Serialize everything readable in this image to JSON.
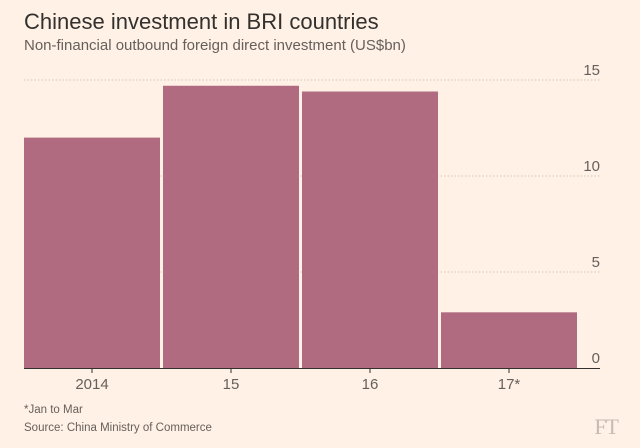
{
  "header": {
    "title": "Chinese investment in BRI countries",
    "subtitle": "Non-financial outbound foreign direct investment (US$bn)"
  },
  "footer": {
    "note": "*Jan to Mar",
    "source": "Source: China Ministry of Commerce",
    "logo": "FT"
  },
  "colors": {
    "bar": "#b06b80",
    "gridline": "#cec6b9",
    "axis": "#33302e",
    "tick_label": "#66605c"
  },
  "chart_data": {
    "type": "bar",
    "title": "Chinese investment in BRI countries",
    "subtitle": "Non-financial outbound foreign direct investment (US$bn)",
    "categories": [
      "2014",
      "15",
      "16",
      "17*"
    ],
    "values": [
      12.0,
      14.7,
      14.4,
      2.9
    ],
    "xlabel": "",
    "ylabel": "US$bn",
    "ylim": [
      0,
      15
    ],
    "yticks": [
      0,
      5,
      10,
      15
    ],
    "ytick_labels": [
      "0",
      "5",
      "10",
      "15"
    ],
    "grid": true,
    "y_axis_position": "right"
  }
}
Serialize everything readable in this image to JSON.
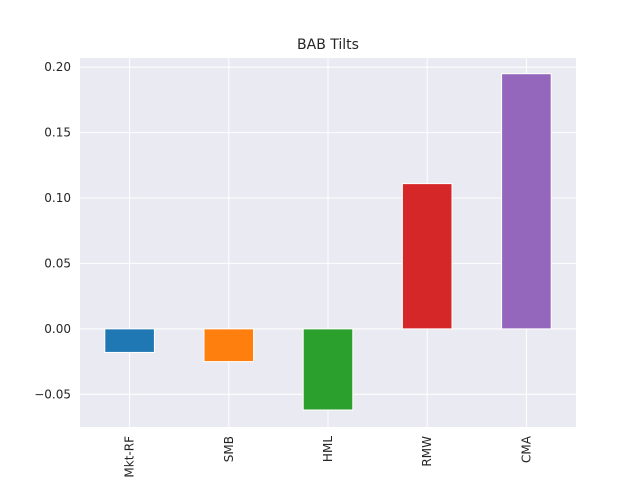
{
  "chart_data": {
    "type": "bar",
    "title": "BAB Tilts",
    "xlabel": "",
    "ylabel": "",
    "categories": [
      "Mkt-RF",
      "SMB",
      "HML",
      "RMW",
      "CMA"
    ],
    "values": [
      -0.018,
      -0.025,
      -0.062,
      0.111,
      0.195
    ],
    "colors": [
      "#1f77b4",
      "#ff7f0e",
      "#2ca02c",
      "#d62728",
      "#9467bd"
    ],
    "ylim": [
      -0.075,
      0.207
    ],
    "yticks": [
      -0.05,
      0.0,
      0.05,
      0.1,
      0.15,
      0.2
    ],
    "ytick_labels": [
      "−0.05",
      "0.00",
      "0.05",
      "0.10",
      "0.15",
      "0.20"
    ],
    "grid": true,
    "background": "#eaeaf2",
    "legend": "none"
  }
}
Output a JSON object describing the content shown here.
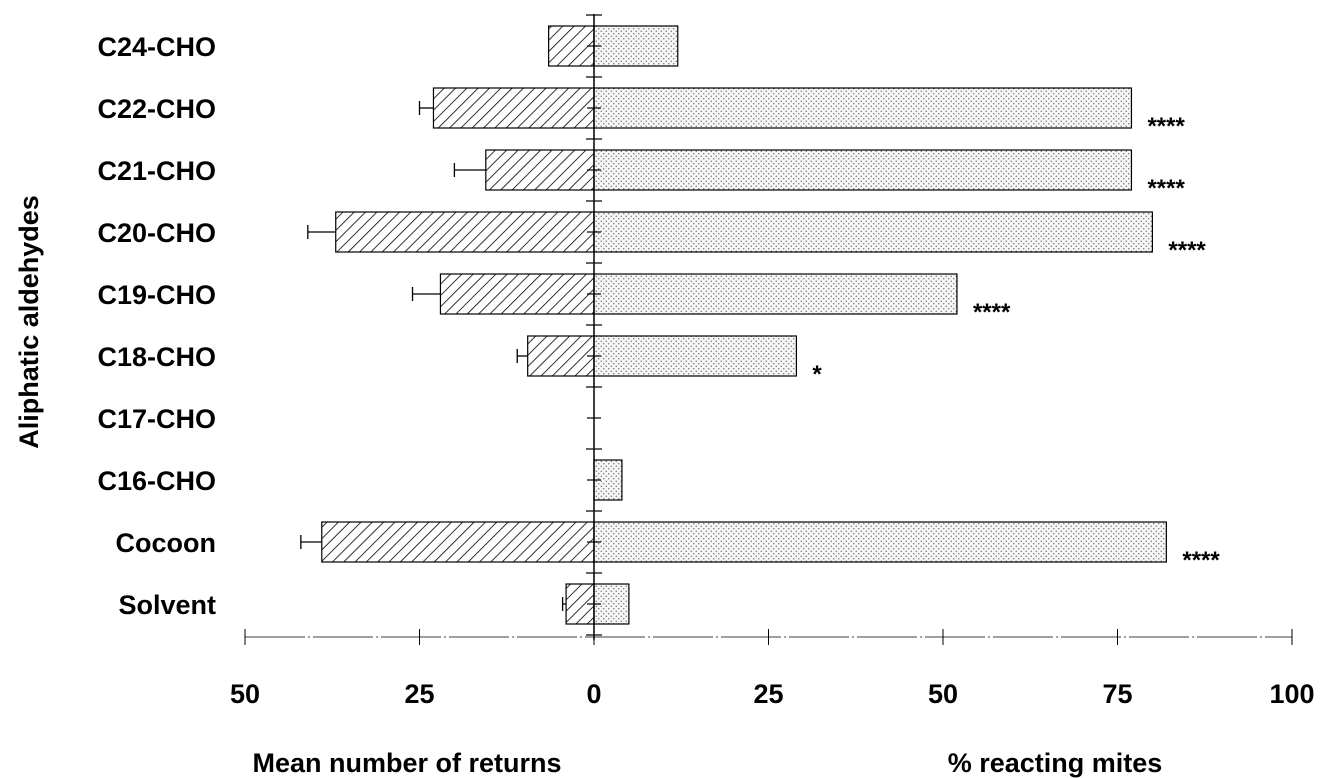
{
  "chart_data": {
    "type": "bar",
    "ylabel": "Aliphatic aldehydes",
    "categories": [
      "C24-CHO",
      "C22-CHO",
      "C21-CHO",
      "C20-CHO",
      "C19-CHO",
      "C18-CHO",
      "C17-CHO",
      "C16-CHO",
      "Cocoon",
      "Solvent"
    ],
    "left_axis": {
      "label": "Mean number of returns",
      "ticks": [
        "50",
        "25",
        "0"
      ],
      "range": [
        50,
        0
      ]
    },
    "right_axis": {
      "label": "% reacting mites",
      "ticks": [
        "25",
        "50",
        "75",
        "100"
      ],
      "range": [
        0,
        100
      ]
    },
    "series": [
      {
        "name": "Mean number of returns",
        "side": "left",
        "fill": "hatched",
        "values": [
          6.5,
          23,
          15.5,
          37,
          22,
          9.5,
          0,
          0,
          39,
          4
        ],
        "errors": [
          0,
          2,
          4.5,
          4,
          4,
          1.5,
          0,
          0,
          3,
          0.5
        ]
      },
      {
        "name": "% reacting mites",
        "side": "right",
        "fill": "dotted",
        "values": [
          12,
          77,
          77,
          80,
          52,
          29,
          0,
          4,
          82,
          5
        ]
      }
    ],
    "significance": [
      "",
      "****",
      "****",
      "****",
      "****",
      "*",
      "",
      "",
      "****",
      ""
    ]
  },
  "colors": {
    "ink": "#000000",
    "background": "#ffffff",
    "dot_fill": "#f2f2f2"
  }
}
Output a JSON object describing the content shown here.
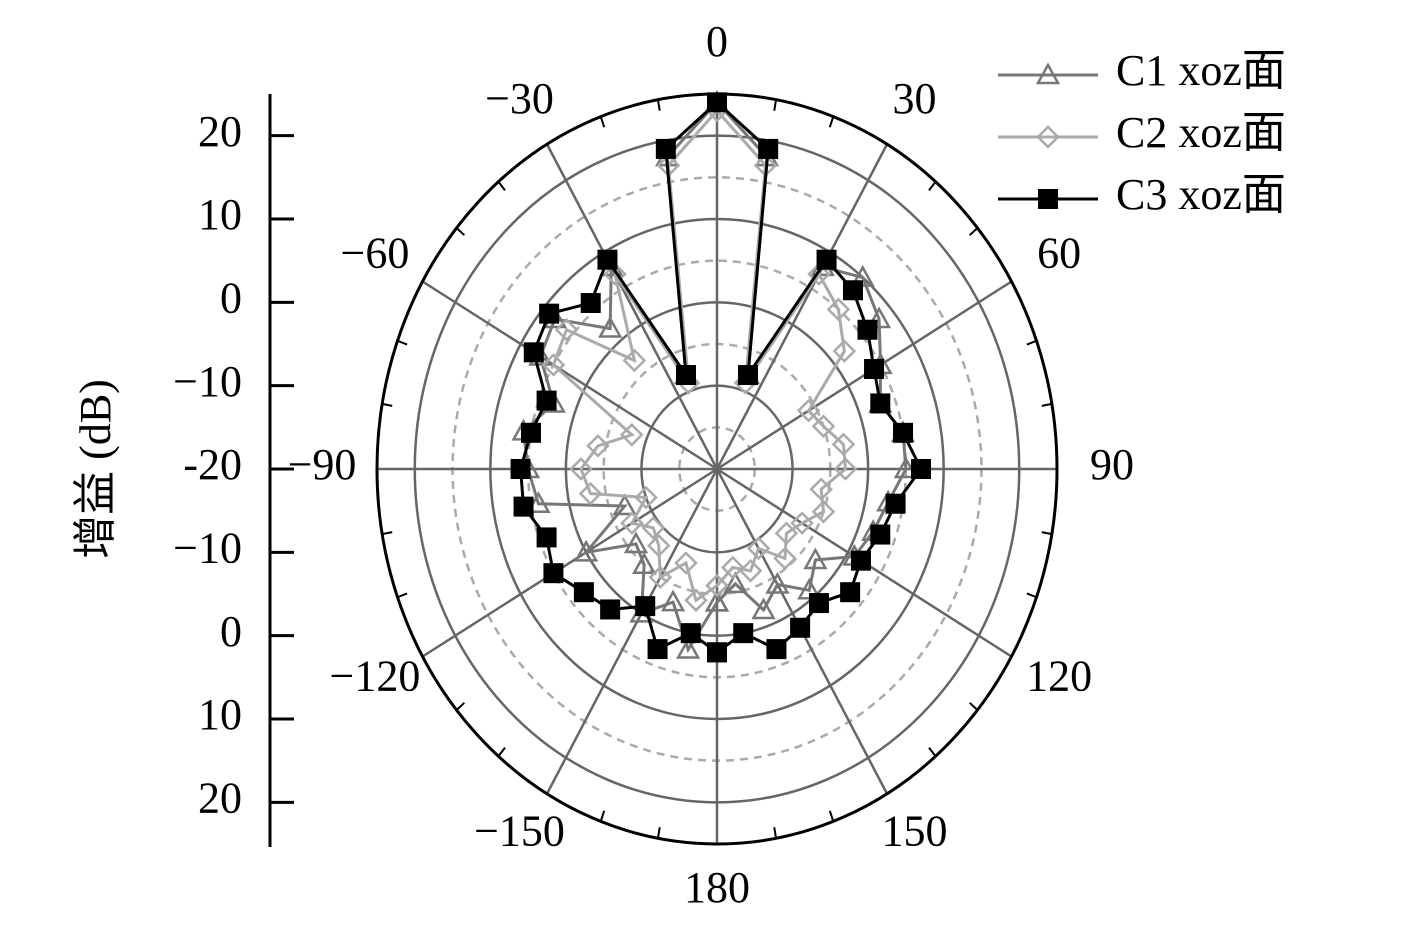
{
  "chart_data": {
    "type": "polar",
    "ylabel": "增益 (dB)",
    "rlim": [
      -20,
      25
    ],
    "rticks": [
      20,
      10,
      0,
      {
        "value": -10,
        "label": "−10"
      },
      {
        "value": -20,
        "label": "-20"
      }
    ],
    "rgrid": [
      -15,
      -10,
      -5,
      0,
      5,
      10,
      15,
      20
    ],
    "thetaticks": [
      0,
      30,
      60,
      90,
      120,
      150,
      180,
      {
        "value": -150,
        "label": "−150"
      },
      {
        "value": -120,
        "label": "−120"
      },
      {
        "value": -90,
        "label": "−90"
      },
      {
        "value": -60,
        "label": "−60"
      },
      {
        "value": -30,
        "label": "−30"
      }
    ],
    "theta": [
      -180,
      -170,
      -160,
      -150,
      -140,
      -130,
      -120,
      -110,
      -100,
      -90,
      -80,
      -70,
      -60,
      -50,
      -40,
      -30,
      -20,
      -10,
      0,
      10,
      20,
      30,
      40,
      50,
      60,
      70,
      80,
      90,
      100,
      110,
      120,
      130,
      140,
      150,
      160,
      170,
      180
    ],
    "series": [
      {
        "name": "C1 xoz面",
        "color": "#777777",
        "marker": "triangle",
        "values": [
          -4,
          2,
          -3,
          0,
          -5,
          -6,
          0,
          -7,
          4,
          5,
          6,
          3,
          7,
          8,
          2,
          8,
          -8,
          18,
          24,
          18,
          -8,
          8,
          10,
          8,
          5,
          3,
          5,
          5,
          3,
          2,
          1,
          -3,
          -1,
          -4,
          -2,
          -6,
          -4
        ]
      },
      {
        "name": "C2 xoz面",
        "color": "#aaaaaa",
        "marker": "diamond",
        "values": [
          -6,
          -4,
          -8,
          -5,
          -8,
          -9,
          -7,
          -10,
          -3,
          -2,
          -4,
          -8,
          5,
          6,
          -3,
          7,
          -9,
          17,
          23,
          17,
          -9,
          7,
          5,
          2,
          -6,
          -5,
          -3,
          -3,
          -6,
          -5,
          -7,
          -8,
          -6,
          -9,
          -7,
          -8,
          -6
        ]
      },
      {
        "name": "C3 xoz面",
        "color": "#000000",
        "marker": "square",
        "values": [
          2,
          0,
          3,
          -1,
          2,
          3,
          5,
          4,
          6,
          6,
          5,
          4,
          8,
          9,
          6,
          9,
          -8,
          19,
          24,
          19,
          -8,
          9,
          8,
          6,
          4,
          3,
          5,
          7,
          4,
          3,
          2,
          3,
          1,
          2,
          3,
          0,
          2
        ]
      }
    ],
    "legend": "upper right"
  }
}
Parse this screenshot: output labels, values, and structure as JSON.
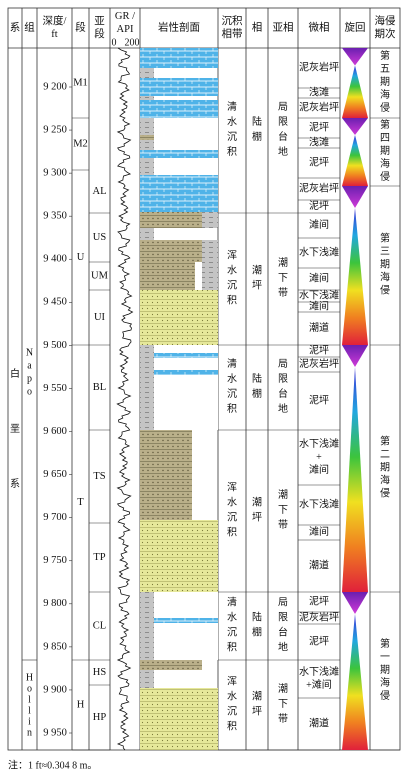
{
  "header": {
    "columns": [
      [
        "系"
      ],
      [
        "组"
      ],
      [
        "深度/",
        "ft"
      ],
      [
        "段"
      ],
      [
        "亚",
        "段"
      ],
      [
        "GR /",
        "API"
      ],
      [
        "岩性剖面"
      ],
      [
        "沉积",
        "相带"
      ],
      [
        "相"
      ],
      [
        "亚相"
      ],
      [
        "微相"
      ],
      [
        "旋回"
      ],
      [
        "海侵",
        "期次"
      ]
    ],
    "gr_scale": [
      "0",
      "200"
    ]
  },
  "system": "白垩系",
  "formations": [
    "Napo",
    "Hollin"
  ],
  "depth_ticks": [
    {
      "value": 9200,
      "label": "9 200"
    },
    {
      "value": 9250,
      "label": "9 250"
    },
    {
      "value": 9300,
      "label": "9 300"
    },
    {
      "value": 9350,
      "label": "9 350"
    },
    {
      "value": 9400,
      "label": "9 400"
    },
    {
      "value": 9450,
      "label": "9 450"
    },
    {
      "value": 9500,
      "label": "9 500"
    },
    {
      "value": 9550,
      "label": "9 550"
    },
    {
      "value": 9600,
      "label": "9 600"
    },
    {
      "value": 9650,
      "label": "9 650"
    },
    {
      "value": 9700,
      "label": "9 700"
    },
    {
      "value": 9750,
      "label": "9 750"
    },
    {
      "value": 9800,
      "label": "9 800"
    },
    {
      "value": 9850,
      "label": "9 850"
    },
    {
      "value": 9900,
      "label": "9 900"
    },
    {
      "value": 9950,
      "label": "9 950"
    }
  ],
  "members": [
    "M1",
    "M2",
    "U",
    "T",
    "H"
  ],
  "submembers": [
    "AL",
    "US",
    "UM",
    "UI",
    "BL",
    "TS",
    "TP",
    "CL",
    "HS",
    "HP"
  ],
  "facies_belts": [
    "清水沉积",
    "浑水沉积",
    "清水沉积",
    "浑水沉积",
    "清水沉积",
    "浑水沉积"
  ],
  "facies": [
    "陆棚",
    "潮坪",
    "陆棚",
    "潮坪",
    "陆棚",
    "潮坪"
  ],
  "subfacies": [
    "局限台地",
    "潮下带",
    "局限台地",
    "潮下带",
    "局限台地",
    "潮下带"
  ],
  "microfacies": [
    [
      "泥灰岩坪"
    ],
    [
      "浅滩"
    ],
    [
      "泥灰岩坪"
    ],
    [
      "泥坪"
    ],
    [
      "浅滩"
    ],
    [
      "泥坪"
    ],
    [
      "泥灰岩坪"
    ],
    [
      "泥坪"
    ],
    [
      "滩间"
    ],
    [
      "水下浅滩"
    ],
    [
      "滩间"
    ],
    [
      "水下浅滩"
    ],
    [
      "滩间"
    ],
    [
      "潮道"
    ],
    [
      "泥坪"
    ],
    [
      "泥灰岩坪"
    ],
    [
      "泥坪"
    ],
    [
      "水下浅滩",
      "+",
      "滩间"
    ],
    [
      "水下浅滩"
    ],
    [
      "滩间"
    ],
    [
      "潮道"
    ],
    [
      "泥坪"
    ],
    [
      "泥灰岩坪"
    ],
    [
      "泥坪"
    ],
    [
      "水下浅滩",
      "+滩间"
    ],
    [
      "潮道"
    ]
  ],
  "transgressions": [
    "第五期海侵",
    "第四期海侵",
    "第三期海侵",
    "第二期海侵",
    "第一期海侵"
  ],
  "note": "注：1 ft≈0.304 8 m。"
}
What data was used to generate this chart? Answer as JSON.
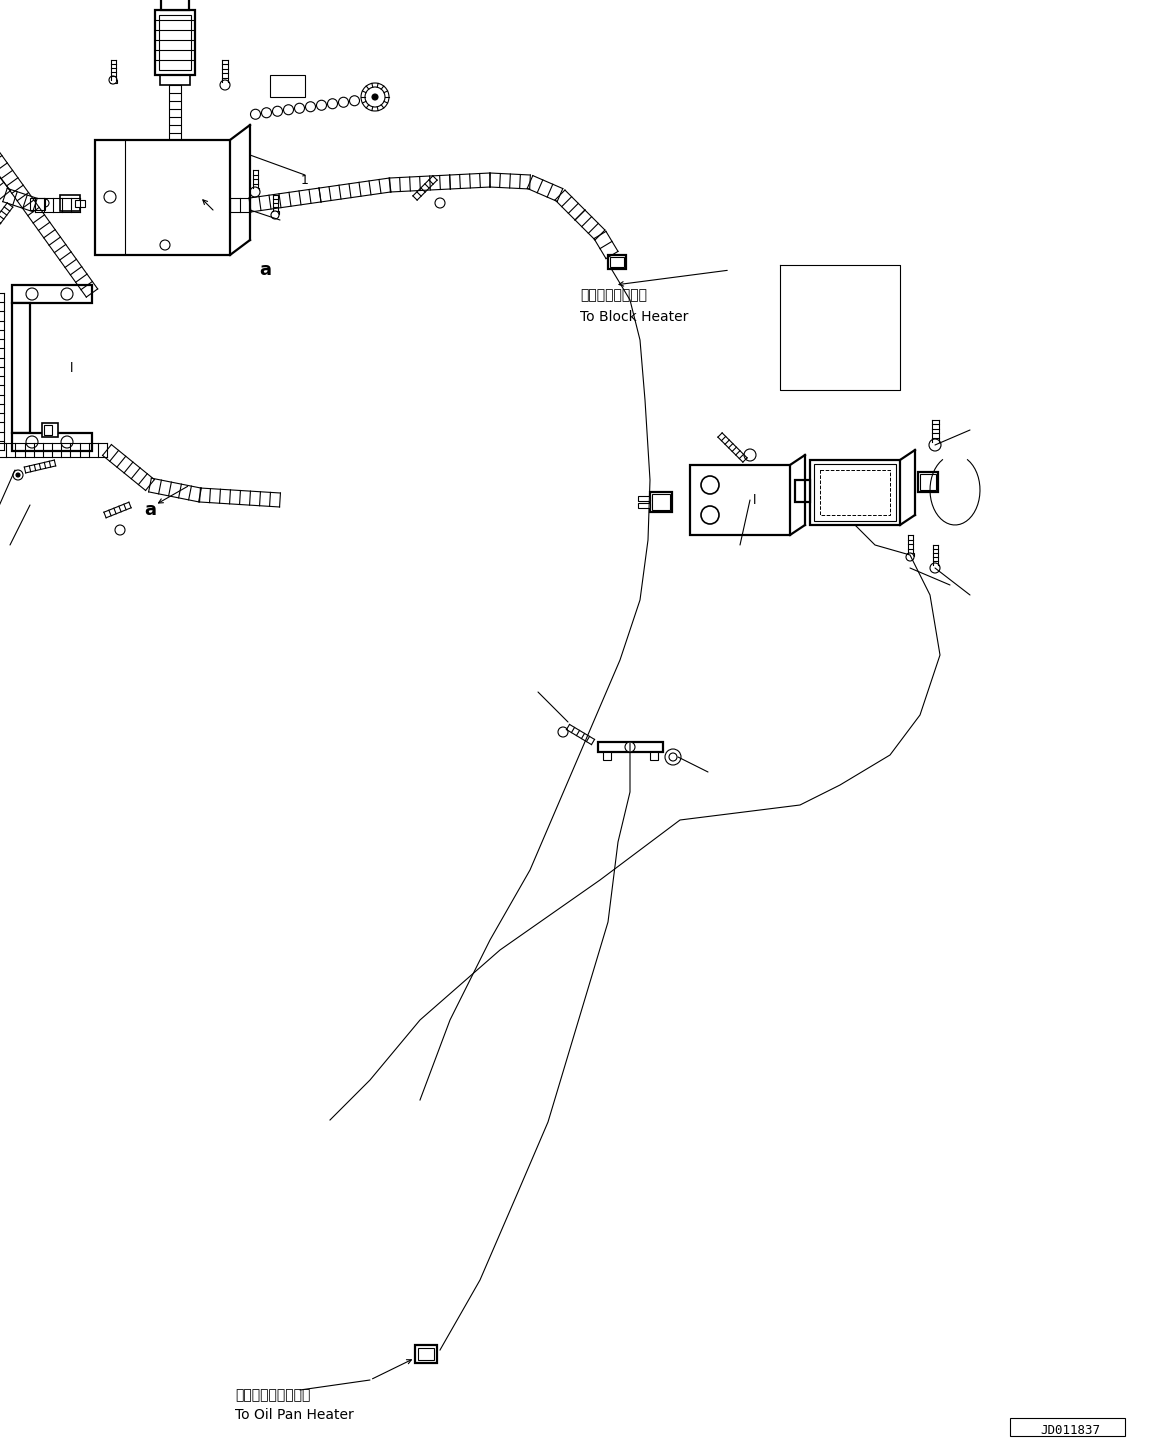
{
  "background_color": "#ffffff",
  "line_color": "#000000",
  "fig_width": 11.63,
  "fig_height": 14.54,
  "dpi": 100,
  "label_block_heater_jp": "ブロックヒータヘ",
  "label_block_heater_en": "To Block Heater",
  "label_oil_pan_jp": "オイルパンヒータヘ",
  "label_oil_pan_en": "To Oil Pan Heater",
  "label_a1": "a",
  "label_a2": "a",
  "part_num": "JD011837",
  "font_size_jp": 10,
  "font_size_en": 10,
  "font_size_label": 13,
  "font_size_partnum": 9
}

--------------------------------

• [Exercise description]:
Everything from the line with "What data was" through the end of the records above, and nothing else, is to be quoted exactly; please leave the pictures out.

• [Correct result]:
What data was used to generate this chart? Answer as JSON.
{
  "background_color": "#ffffff",
  "line_color": "#000000",
  "fig_width": 11.63,
  "fig_height": 14.54,
  "dpi": 100,
  "label_block_heater_jp": "ブロックヒータヘ",
  "label_block_heater_en": "To Block Heater",
  "label_oil_pan_jp": "オイルパンヒータヘ",
  "label_oil_pan_en": "To Oil Pan Heater",
  "label_a1": "a",
  "label_a2": "a",
  "part_num": "JD011837",
  "font_size_jp": 10,
  "font_size_en": 10,
  "font_size_label": 13,
  "font_size_partnum": 9
}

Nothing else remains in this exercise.